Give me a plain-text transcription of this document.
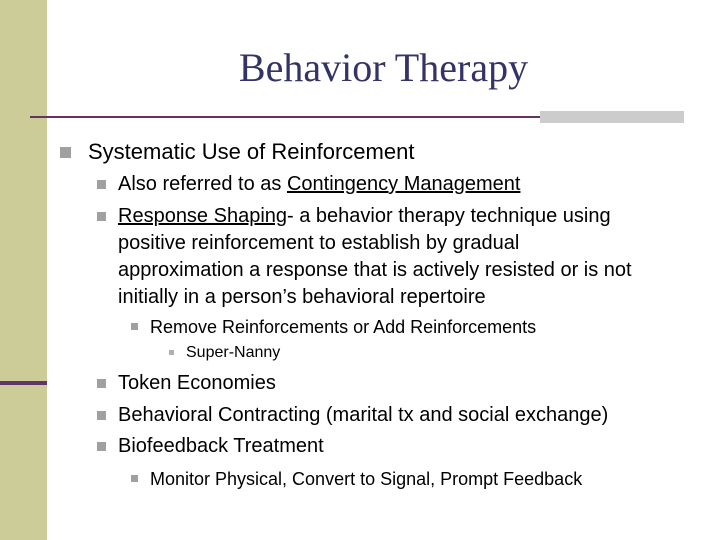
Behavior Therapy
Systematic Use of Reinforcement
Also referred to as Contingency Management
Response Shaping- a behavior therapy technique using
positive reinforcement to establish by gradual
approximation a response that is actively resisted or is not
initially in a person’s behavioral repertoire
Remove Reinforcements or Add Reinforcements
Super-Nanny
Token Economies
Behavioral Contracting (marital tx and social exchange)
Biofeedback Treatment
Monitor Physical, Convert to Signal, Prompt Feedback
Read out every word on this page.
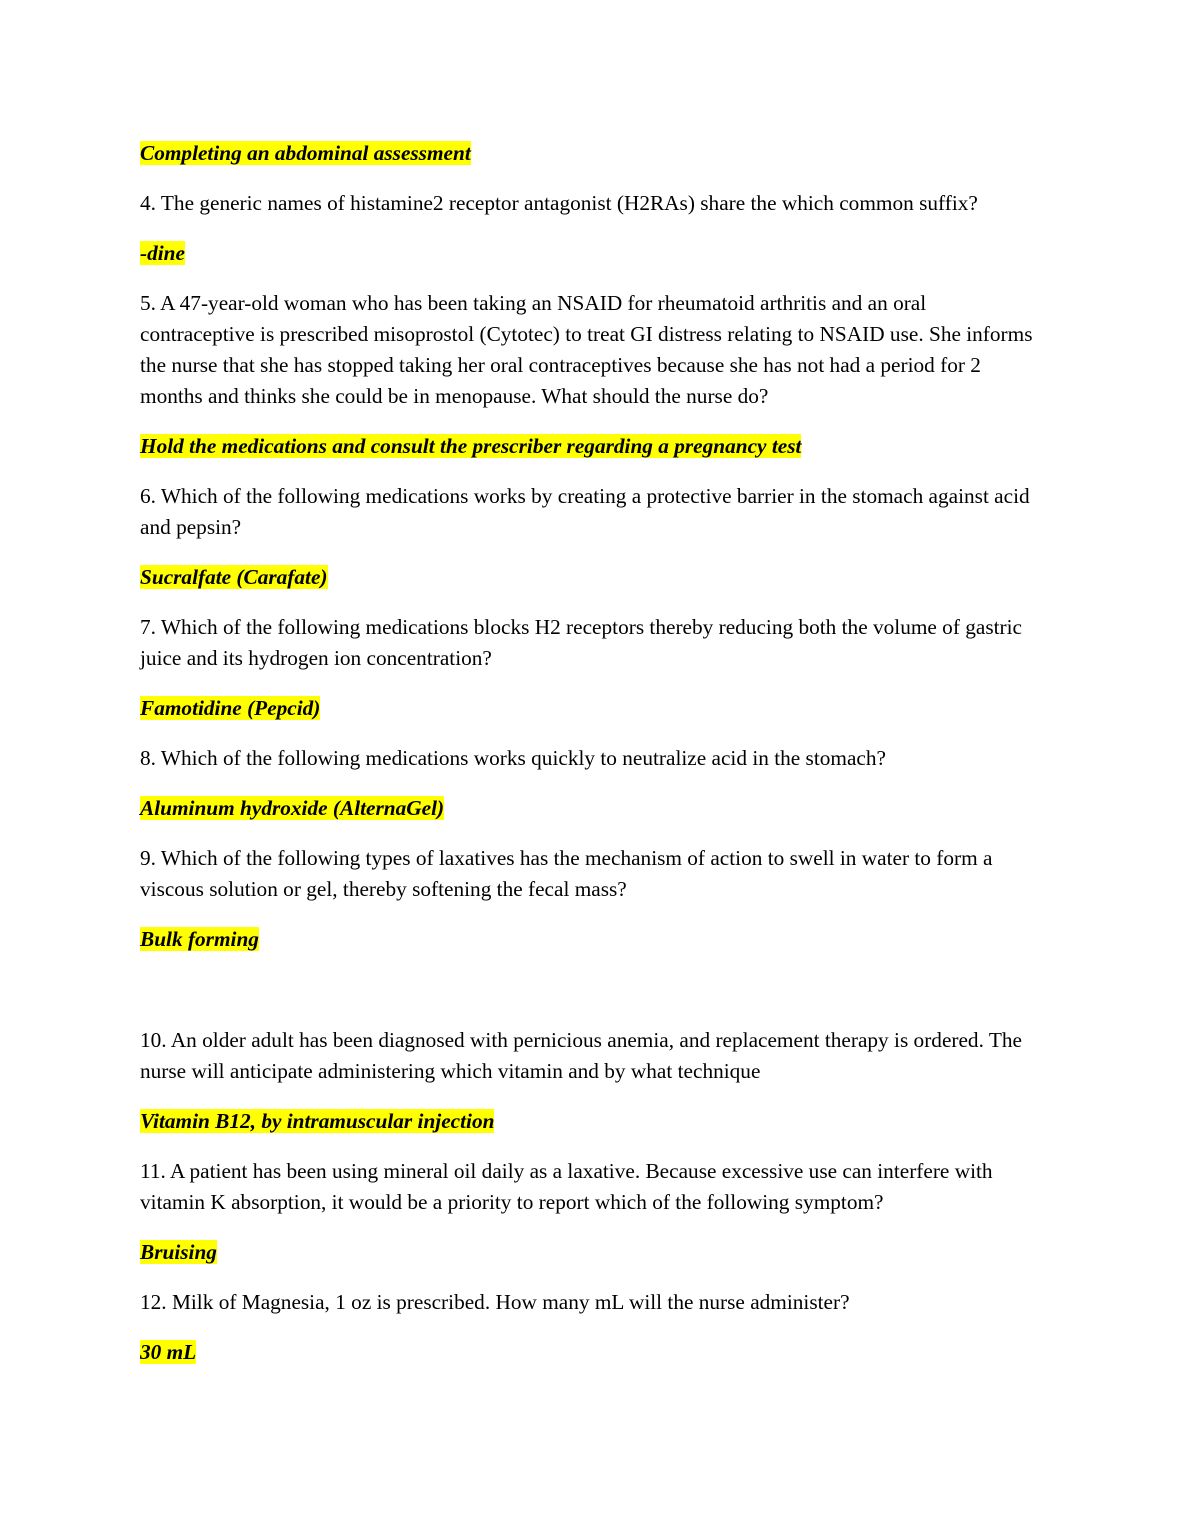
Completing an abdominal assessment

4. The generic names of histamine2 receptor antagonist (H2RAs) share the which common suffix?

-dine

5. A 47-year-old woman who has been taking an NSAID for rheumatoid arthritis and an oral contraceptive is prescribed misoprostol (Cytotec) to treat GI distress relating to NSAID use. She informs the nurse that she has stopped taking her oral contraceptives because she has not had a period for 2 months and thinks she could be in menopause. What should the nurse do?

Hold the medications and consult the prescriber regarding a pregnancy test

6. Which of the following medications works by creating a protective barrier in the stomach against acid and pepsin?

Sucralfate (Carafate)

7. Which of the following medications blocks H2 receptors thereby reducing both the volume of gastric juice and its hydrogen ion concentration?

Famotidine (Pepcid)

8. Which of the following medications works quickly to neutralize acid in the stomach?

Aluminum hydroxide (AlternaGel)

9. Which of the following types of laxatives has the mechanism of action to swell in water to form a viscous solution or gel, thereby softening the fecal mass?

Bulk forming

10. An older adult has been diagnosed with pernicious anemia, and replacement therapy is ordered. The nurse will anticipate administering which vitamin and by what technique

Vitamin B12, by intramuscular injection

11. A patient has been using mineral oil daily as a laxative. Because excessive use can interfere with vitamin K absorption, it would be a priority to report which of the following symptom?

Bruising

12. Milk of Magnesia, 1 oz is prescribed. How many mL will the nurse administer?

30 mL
○ ○ ○ ○
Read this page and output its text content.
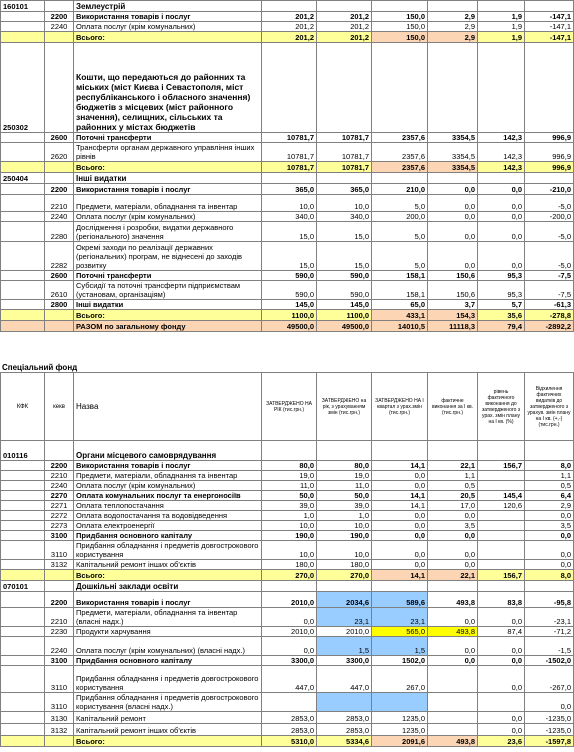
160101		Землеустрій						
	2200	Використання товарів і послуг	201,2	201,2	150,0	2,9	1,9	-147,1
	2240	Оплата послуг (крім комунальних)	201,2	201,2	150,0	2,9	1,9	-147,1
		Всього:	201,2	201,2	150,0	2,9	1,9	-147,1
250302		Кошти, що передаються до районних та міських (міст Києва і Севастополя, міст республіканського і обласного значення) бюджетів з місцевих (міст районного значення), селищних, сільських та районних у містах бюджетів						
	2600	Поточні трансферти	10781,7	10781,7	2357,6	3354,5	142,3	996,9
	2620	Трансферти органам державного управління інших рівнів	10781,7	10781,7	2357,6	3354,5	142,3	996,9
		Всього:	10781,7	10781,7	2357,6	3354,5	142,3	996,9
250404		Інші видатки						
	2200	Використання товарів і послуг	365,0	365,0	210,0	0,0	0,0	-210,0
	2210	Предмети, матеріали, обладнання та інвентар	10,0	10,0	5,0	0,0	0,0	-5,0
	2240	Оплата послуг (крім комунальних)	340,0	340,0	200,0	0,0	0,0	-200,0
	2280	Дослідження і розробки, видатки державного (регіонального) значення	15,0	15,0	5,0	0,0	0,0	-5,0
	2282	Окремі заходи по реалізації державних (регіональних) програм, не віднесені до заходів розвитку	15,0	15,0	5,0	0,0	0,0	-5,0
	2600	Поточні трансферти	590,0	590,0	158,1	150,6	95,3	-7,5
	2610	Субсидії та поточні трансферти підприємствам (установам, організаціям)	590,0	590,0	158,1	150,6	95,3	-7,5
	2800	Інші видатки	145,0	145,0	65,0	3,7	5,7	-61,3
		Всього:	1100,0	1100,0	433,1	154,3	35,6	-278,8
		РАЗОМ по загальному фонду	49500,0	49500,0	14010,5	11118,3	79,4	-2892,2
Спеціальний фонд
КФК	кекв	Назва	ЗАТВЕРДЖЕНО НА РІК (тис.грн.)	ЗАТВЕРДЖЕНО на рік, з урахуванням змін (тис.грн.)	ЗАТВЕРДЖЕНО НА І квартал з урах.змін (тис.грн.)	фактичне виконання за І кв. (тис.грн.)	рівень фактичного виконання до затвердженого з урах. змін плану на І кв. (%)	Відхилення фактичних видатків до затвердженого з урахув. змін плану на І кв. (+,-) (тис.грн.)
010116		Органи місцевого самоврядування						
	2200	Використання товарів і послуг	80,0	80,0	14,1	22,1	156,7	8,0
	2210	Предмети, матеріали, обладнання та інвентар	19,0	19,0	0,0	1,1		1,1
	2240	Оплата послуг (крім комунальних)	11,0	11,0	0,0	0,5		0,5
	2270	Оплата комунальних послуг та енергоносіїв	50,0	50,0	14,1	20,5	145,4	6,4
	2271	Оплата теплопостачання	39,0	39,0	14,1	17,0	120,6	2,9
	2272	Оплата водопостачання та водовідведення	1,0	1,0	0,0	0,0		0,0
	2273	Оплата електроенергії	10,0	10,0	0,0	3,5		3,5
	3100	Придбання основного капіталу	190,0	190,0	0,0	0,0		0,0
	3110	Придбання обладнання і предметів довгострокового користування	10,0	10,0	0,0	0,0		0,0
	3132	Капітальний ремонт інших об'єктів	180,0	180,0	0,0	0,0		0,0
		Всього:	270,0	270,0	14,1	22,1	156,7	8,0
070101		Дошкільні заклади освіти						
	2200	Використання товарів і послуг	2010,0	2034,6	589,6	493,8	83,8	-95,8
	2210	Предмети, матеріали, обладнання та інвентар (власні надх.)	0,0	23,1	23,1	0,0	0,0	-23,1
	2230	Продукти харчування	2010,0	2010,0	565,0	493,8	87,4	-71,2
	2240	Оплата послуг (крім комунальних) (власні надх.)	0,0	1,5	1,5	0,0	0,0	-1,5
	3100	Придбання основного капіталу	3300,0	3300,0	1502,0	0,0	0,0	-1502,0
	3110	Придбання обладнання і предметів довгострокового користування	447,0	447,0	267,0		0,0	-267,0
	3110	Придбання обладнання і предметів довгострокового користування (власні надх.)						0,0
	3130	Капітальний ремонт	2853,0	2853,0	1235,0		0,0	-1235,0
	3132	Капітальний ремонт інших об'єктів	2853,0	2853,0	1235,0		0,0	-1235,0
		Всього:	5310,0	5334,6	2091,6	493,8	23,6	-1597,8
○ ○ ○ ○
## SHORT PROBLEM
Copy each line above where the string "Капітальний" occurs.

## RESPONSE TO THIS EXERCISE
	3132	Капітальний ремонт інших об'єктів	180,0	180,0	0,0	0,0		0,0
	3130	Капітальний ремонт	2853,0	2853,0	1235,0		0,0	-1235,0
	3132	Капітальний ремонт інших об'єктів	2853,0	2853,0	1235,0		0,0	-1235,0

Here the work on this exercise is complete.